# Task statement
Each line below should be written out again exactly.

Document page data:
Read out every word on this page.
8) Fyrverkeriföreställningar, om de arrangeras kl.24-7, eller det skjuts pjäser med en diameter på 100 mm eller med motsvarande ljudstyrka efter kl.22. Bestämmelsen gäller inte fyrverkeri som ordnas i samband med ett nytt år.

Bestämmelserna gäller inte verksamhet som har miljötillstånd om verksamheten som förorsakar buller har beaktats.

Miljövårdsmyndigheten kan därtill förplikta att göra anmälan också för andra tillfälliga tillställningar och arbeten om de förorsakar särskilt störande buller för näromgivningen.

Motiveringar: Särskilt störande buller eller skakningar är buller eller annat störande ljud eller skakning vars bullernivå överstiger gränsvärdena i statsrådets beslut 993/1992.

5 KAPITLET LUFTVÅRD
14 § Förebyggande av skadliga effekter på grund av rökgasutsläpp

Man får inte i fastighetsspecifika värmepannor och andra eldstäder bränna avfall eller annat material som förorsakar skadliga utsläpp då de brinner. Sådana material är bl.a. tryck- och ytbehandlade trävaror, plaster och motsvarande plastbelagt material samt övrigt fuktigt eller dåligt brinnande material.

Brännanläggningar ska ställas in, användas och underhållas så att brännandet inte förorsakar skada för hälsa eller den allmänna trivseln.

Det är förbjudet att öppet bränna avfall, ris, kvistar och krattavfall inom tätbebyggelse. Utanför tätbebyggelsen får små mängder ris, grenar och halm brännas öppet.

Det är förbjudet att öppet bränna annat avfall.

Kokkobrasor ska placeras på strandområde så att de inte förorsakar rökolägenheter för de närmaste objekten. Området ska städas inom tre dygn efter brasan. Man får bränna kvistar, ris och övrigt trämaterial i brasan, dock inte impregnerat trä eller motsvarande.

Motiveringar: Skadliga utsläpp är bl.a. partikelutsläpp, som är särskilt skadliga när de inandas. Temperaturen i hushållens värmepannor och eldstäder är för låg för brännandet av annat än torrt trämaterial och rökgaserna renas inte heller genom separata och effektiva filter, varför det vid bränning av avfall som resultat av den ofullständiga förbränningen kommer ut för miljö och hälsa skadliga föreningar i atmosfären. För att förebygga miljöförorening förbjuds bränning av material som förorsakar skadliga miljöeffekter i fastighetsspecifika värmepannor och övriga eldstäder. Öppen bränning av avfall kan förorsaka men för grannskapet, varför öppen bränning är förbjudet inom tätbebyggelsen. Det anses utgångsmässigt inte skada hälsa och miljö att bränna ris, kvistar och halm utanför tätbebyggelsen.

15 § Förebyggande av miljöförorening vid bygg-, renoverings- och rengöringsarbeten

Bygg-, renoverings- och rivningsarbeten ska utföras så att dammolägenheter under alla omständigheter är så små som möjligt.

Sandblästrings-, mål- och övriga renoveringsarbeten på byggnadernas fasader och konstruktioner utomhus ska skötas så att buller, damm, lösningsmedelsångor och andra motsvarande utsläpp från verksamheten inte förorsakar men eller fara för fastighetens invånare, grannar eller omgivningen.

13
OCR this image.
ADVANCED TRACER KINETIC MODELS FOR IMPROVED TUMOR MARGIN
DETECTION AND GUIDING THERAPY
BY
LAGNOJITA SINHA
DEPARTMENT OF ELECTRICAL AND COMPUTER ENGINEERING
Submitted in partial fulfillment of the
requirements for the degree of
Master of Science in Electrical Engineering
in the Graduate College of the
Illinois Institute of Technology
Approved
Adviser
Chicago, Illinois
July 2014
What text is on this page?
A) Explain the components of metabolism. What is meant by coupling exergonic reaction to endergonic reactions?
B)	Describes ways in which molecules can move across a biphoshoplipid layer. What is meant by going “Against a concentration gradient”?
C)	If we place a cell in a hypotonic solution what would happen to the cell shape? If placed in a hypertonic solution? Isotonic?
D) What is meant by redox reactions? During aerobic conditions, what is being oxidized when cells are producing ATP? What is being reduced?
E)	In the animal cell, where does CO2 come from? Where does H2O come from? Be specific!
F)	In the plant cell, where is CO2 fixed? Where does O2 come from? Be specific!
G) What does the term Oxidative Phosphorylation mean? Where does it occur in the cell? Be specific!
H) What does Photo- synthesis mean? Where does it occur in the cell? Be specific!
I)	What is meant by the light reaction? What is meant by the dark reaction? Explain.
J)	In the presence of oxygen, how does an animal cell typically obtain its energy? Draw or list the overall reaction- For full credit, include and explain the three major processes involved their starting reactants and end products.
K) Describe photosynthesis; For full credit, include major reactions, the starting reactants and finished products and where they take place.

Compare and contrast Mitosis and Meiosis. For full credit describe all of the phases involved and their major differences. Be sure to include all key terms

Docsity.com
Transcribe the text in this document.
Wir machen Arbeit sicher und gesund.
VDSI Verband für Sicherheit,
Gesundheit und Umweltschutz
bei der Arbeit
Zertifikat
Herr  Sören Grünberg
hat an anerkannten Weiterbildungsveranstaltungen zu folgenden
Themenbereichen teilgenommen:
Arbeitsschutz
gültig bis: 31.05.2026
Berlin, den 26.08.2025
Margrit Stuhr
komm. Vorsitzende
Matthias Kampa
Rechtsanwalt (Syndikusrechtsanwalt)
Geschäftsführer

# Solution
Read out every word on this page.
8) Fyrverkeriföreställningar, om de arrangeras kl.24-7, eller det skjuts pjäser med en diameter på 100 mm eller med motsvarande ljudstyrka efter kl.22. Bestämmelsen gäller inte fyrverkeri som ordnas i samband med ett nytt år.

Bestämmelserna gäller inte verksamhet som har miljötillstånd om verksamheten som förorsakar buller har beaktats.

Miljövårdsmyndigheten kan därtill förplikta att göra anmälan också för andra tillfälliga tillställningar och arbeten om de förorsakar särskilt störande buller för näromgivningen.

Motiveringar: Särskilt störande buller eller skakningar är buller eller annat störande ljud eller skakning vars bullernivå överstiger gränsvärdena i statsrådets beslut 993/1992.

5 KAPITLET LUFTVÅRD
14 § Förebyggande av skadliga effekter på grund av rökgasutsläpp

Man får inte i fastighetsspecifika värmepannor och andra eldstäder bränna avfall eller annat material som förorsakar skadliga utsläpp då de brinner. Sådana material är bl.a. tryck- och ytbehandlade trävaror, plaster och motsvarande plastbelagt material samt övrigt fuktigt eller dåligt brinnande material.

Brännanläggningar ska ställas in, användas och underhållas så att brännandet inte förorsakar skada för hälsa eller den allmänna trivseln.

Det är förbjudet att öppet bränna avfall, ris, kvistar och krattavfall inom tätbebyggelse. Utanför tätbebyggelsen får små mängder ris, grenar och halm brännas öppet.

Det är förbjudet att öppet bränna annat avfall.

Kokkobrasor ska placeras på strandområde så att de inte förorsakar rökolägenheter för de närmaste objekten. Området ska städas inom tre dygn efter brasan. Man får bränna kvistar, ris och övrigt trämaterial i brasan, dock inte impregnerat trä eller motsvarande.

Motiveringar: Skadliga utsläpp är bl.a. partikelutsläpp, som är särskilt skadliga när de inandas. Temperaturen i hushållens värmepannor och eldstäder är för låg för brännandet av annat än torrt trämaterial och rökgaserna renas inte heller genom separata och effektiva filter, varför det vid bränning av avfall som resultat av den ofullständiga förbränningen kommer ut för miljö och hälsa skadliga föreningar i atmosfären. För att förebygga miljöförorening förbjuds bränning av material som förorsakar skadliga miljöeffekter i fastighetsspecifika värmepannor och övriga eldstäder. Öppen bränning av avfall kan förorsaka men för grannskapet, varför öppen bränning är förbjudet inom tätbebyggelsen. Det anses utgångsmässigt inte skada hälsa och miljö att bränna ris, kvistar och halm utanför tätbebyggelsen.

15 § Förebyggande av miljöförorening vid bygg-, renoverings- och rengöringsarbeten

Bygg-, renoverings- och rivningsarbeten ska utföras så att dammolägenheter under alla omständigheter är så små som möjligt.

Sandblästrings-, mål- och övriga renoveringsarbeten på byggnadernas fasader och konstruktioner utomhus ska skötas så att buller, damm, lösningsmedelsångor och andra motsvarande utsläpp från verksamheten inte förorsakar men eller fara för fastighetens invånare, grannar eller omgivningen.

13
OCR this image.
ADVANCED TRACER KINETIC MODELS FOR IMPROVED TUMOR MARGIN
DETECTION AND GUIDING THERAPY
BY
LAGNOJITA SINHA
DEPARTMENT OF ELECTRICAL AND COMPUTER ENGINEERING
Submitted in partial fulfillment of the
requirements for the degree of
Master of Science in Electrical Engineering
in the Graduate College of the
Illinois Institute of Technology
Approved
Adviser
Chicago, Illinois
July 2014
What text is on this page?
A) Explain the components of metabolism. What is meant by coupling exergonic reaction to endergonic reactions?
B)	Describes ways in which molecules can move across a biphoshoplipid layer. What is meant by going “Against a concentration gradient”?
C)	If we place a cell in a hypotonic solution what would happen to the cell shape? If placed in a hypertonic solution? Isotonic?
D) What is meant by redox reactions? During aerobic conditions, what is being oxidized when cells are producing ATP? What is being reduced?
E)	In the animal cell, where does CO2 come from? Where does H2O come from? Be specific!
F)	In the plant cell, where is CO2 fixed? Where does O2 come from? Be specific!
G) What does the term Oxidative Phosphorylation mean? Where does it occur in the cell? Be specific!
H) What does Photo- synthesis mean? Where does it occur in the cell? Be specific!
I)	What is meant by the light reaction? What is meant by the dark reaction? Explain.
J)	In the presence of oxygen, how does an animal cell typically obtain its energy? Draw or list the overall reaction- For full credit, include and explain the three major processes involved their starting reactants and end products.
K) Describe photosynthesis; For full credit, include major reactions, the starting reactants and finished products and where they take place.

Compare and contrast Mitosis and Meiosis. For full credit describe all of the phases involved and their major differences. Be sure to include all key terms

Docsity.com
Transcribe the text in this document.
Wir machen Arbeit sicher und gesund.
VDSI Verband für Sicherheit,
Gesundheit und Umweltschutz
bei der Arbeit
Zertifikat
Herr  Sören Grünberg
hat an anerkannten Weiterbildungsveranstaltungen zu folgenden
Themenbereichen teilgenommen:
Arbeitsschutz
gültig bis: 31.05.2026
Berlin, den 26.08.2025
Margrit Stuhr
komm. Vorsitzende
Matthias Kampa
Rechtsanwalt (Syndikusrechtsanwalt)
Geschäftsführer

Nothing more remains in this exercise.